▶ **Written exercise**: Go through the listing and pick out each line with the word "text" in it.

(Dataset items)
++++++++++++++++++++

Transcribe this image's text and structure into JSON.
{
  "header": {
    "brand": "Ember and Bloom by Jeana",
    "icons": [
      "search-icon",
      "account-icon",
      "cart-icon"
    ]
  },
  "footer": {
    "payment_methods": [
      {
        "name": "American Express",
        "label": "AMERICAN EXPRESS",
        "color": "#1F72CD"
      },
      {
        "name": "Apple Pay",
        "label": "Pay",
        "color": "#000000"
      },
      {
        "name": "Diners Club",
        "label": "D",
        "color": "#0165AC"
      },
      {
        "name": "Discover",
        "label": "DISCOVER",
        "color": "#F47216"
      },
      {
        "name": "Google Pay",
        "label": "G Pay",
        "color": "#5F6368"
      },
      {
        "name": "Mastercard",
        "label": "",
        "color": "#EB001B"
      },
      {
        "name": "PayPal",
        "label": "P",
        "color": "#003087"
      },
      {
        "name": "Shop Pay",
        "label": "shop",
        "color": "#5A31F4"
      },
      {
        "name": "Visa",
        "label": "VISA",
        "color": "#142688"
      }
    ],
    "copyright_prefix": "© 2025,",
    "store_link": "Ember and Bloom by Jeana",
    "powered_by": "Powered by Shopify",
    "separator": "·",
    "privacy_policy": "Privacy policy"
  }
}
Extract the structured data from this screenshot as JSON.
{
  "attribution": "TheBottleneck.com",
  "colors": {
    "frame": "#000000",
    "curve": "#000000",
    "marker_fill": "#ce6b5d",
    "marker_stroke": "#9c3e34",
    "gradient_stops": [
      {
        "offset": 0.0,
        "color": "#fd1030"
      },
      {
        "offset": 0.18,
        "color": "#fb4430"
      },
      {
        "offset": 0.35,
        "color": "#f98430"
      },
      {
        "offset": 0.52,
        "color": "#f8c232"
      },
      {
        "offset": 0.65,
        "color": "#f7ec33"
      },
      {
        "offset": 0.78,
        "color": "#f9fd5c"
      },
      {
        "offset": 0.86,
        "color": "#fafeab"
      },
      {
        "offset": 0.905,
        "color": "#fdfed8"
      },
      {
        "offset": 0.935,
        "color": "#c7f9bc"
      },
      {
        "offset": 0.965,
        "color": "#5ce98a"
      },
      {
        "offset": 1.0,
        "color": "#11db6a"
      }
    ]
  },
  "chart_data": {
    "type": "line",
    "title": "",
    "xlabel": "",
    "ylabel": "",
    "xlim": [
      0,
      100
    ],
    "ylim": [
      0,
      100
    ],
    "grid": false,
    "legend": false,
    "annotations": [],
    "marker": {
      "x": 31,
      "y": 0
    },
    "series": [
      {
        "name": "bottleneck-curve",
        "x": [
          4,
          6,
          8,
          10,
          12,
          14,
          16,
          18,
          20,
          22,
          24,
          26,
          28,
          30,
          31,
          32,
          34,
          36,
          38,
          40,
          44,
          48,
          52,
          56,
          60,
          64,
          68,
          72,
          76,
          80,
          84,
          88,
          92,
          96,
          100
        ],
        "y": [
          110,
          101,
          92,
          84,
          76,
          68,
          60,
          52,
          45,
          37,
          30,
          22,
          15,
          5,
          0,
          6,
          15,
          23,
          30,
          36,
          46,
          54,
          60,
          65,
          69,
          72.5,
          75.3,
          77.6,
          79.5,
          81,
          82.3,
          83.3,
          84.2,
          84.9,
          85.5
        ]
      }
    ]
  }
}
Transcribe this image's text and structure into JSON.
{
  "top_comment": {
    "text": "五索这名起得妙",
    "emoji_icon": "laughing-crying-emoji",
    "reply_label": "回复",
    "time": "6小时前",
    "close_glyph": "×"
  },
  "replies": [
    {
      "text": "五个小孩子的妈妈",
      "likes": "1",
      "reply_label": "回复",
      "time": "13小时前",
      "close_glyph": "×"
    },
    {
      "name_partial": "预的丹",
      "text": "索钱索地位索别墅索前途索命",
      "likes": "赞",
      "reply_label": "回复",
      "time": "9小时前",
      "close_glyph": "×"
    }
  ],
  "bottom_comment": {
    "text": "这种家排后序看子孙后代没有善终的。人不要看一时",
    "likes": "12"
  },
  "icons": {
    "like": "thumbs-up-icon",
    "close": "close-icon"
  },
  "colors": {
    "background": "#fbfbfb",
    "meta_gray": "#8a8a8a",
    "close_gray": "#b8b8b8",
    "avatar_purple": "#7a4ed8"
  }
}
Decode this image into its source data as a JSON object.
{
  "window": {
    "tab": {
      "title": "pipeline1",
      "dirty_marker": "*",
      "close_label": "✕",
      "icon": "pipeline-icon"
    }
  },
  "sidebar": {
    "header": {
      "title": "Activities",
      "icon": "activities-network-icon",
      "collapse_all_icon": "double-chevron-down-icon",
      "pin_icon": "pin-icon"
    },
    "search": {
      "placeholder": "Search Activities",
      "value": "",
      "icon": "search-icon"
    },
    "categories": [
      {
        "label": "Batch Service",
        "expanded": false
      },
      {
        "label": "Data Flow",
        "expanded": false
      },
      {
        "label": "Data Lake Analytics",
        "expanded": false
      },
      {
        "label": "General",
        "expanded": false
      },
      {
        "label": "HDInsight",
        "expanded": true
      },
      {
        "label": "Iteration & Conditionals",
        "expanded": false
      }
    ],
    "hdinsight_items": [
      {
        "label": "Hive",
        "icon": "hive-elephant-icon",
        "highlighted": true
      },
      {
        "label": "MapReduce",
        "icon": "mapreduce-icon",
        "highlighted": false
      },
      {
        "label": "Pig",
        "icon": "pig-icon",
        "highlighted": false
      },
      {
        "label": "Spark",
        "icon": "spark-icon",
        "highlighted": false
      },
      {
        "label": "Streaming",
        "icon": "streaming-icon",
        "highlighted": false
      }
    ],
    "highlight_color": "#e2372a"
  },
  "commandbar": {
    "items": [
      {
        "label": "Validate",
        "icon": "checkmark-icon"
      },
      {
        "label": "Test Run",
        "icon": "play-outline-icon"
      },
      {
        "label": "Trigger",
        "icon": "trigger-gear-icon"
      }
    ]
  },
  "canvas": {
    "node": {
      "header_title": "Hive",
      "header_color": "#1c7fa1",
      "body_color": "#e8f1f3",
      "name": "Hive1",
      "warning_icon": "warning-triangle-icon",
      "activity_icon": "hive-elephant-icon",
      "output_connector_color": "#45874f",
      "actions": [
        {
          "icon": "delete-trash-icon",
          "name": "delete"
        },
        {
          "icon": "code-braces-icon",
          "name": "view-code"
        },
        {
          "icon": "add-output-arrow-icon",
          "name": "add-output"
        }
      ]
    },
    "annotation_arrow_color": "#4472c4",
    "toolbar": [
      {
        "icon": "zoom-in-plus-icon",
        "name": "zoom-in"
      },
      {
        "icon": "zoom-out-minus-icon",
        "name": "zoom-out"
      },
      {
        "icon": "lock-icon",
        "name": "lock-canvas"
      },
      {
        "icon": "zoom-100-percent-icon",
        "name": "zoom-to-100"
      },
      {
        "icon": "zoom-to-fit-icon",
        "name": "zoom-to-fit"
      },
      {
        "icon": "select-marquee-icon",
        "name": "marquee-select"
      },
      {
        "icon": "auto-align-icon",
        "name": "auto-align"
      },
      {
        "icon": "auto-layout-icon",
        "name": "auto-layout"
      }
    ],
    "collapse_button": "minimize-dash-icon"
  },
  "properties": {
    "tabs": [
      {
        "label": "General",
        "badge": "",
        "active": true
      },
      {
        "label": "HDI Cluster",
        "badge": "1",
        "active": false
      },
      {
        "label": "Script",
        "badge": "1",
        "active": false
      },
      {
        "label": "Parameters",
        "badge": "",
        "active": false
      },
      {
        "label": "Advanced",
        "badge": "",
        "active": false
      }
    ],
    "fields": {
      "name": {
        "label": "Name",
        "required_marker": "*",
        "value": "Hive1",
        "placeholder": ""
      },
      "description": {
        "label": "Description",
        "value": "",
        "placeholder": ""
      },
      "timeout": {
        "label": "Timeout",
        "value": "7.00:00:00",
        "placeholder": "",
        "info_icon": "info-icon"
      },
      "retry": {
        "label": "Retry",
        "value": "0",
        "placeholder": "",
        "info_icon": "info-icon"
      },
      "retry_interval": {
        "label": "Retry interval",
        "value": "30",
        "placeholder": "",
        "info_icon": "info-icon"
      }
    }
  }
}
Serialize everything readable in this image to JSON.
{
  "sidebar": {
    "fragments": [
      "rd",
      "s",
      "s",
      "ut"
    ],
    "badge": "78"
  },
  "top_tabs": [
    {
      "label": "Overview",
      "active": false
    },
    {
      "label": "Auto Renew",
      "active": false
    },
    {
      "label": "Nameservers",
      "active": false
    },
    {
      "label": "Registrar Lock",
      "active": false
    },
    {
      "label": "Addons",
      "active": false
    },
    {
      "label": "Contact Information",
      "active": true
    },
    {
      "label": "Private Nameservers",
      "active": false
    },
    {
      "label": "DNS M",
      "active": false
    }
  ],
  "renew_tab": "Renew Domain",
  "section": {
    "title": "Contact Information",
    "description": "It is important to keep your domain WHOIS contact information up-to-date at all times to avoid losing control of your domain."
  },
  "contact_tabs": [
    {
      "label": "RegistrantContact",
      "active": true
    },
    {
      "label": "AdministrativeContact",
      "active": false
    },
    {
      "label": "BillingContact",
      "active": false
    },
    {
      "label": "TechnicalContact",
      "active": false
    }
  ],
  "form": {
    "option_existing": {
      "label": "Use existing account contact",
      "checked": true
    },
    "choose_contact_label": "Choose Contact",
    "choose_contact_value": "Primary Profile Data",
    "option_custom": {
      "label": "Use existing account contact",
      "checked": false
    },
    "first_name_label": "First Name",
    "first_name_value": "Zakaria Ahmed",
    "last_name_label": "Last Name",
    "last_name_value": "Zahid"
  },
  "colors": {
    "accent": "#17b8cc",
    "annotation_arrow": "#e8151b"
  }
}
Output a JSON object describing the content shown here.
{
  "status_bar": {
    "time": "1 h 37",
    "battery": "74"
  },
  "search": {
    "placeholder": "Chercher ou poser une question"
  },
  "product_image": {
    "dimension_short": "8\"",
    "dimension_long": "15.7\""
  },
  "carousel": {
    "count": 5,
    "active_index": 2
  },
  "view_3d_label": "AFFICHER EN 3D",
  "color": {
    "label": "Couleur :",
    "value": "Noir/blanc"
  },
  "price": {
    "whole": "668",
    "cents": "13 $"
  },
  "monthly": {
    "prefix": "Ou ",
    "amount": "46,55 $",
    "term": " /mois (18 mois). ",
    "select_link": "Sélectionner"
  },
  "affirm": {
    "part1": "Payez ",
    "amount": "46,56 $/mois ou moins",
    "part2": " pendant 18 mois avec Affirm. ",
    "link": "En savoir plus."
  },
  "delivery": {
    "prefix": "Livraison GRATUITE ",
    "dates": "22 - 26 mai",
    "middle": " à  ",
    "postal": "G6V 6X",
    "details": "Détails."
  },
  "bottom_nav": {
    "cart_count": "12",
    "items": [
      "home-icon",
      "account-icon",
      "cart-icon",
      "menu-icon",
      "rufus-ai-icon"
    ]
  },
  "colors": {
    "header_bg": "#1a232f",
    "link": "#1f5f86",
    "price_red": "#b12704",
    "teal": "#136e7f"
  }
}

++++++++++++++++++++

▶ **Right answer**:
Transcribe this image's text and structure into JSON.
Transcribe this image's text and structure into JSON.
    "text": "五索这名起得妙",
      "text": "五个小孩子的妈妈",
      "text": "索钱索地位索别墅索前途索命",
    "text": "这种家排后序看子孙后代没有善终的。人不要看一时",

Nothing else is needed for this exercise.